# RECORDS SHOWN
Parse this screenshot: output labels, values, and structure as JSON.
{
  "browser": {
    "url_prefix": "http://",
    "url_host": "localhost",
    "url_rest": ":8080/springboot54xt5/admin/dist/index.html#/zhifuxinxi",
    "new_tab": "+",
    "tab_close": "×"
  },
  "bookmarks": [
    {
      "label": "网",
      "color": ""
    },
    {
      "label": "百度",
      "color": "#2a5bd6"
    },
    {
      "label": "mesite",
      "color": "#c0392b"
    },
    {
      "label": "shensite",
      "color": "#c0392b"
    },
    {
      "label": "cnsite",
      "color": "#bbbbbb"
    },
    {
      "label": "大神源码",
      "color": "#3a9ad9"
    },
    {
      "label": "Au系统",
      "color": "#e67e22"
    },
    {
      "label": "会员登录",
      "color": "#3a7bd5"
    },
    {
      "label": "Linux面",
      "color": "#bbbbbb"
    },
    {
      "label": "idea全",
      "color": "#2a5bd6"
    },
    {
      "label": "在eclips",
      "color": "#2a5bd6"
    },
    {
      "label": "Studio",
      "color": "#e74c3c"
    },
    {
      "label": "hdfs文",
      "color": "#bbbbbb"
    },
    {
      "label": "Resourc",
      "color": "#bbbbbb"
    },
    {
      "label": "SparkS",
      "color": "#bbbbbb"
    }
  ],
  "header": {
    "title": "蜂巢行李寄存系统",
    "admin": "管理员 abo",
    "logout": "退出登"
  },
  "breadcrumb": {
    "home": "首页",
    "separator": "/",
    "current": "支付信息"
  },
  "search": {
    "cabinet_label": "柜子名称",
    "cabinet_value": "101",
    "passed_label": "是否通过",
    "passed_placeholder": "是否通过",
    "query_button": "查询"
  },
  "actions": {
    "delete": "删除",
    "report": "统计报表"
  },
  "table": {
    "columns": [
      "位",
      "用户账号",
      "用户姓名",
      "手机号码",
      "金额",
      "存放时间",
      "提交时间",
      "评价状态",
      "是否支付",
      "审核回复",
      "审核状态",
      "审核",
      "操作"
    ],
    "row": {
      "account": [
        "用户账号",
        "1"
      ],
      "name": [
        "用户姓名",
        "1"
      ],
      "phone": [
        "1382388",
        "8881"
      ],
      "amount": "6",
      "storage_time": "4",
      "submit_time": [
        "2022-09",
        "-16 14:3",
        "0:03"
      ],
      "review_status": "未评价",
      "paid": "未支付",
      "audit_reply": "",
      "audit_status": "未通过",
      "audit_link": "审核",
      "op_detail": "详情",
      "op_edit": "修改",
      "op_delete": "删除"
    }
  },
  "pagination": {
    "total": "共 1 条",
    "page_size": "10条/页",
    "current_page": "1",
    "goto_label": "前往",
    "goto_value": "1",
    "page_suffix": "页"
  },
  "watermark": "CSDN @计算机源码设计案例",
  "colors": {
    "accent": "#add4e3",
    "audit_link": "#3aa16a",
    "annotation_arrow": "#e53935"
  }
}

# INSTRUCTIONS FOR THE TASK
Go through the material above and copy each line that has the word "是否通过".

# WRITTEN RESPONSE
    "passed_label": "是否通过",
    "passed_placeholder": "是否通过",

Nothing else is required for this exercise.